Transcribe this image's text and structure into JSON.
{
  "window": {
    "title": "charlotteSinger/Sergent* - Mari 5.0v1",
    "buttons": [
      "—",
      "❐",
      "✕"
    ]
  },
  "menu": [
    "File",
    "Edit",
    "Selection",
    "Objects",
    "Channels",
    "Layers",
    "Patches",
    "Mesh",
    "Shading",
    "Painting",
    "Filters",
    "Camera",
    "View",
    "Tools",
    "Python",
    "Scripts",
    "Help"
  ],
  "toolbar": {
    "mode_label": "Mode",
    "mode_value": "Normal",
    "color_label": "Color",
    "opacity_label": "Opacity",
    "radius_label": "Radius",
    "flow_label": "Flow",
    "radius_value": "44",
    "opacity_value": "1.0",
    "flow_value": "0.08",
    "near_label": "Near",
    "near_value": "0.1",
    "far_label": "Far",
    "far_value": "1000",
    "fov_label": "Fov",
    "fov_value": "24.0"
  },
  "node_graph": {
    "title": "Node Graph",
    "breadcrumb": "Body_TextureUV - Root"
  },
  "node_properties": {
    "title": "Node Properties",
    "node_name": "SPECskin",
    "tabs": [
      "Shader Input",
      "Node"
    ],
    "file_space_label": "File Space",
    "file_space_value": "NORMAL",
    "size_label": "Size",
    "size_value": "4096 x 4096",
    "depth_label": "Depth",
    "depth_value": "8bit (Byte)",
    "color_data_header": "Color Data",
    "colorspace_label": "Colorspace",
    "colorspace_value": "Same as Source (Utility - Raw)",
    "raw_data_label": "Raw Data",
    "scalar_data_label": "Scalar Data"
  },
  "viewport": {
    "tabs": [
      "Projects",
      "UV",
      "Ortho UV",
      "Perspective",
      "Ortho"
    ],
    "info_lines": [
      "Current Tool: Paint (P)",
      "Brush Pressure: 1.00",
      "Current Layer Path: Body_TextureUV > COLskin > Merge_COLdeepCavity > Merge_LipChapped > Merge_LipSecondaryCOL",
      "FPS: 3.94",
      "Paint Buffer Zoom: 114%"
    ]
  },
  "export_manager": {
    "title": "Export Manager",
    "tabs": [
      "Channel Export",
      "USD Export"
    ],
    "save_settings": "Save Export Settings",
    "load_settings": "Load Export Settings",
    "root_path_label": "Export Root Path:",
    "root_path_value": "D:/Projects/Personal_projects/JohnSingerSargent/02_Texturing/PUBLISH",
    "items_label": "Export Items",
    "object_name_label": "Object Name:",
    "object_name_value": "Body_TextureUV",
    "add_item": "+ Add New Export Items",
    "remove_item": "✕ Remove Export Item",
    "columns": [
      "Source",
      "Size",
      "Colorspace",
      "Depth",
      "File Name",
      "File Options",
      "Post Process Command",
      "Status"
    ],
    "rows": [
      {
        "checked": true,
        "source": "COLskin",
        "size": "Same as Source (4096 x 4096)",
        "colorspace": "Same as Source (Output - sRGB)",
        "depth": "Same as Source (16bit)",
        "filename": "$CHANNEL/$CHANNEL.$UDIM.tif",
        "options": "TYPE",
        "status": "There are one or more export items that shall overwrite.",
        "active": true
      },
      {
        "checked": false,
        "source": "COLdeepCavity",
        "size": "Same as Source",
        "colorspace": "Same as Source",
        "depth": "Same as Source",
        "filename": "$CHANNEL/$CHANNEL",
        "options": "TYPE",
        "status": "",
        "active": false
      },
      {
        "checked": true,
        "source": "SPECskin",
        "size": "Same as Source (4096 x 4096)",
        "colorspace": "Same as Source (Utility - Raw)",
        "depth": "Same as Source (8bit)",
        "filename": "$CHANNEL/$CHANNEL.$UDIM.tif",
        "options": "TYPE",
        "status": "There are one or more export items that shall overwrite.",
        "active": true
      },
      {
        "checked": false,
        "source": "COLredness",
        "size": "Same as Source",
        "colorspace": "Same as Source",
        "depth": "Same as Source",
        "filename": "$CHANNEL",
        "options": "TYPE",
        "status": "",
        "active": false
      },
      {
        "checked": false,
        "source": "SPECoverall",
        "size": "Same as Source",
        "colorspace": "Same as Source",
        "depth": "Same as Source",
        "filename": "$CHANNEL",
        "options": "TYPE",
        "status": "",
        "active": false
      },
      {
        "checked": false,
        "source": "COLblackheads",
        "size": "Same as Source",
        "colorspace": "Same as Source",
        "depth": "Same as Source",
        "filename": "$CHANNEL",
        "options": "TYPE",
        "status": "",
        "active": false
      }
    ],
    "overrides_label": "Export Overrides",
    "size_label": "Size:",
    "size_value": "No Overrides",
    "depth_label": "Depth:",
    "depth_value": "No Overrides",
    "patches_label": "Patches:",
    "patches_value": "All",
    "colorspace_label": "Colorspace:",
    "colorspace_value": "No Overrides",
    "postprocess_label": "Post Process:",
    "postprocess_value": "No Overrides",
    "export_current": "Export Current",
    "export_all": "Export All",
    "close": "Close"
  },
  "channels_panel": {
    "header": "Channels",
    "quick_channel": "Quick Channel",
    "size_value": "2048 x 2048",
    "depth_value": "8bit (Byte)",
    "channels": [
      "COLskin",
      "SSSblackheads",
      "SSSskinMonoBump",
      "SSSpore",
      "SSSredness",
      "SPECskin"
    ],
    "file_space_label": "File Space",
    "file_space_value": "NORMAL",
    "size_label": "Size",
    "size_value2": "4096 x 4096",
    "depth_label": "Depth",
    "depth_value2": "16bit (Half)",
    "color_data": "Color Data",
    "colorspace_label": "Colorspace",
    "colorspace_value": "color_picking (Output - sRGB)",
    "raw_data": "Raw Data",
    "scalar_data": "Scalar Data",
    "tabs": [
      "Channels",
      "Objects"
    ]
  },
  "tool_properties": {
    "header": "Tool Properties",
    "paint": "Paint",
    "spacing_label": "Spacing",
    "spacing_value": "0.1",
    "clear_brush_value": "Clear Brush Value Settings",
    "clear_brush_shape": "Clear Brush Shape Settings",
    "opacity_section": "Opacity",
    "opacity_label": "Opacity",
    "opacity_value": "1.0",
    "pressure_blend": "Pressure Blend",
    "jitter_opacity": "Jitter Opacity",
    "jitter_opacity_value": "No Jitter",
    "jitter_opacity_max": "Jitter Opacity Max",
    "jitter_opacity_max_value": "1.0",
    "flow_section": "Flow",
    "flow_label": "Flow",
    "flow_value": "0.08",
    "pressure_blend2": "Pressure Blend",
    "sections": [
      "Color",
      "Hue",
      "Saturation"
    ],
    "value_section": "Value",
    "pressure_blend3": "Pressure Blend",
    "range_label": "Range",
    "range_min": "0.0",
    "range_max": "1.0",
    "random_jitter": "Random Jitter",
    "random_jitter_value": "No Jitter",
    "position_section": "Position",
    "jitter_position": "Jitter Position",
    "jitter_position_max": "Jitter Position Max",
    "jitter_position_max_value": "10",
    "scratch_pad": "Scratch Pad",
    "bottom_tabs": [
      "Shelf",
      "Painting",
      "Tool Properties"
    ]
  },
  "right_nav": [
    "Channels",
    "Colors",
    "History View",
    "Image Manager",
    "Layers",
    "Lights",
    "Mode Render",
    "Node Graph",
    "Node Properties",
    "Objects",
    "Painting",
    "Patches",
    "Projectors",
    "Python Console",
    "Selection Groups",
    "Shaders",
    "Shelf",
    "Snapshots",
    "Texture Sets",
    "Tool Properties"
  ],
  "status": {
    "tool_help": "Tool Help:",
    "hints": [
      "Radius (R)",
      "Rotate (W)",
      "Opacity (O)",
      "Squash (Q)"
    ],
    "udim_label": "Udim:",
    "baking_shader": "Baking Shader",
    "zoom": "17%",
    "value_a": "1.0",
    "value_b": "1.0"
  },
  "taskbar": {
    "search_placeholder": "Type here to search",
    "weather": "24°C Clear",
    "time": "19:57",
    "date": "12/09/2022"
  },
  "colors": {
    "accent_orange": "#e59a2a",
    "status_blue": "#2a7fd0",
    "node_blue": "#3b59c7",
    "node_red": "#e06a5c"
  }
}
------------
# Challenge
Read the entries above, then pull out the lines that include "Current".

# Full response
      "Current Tool: Paint (P)",
      "Current Layer Path: Body_TextureUV > COLskin > Merge_COLdeepCavity > Merge_LipChapped > Merge_LipSecondaryCOL",
    "export_current": "Export Current",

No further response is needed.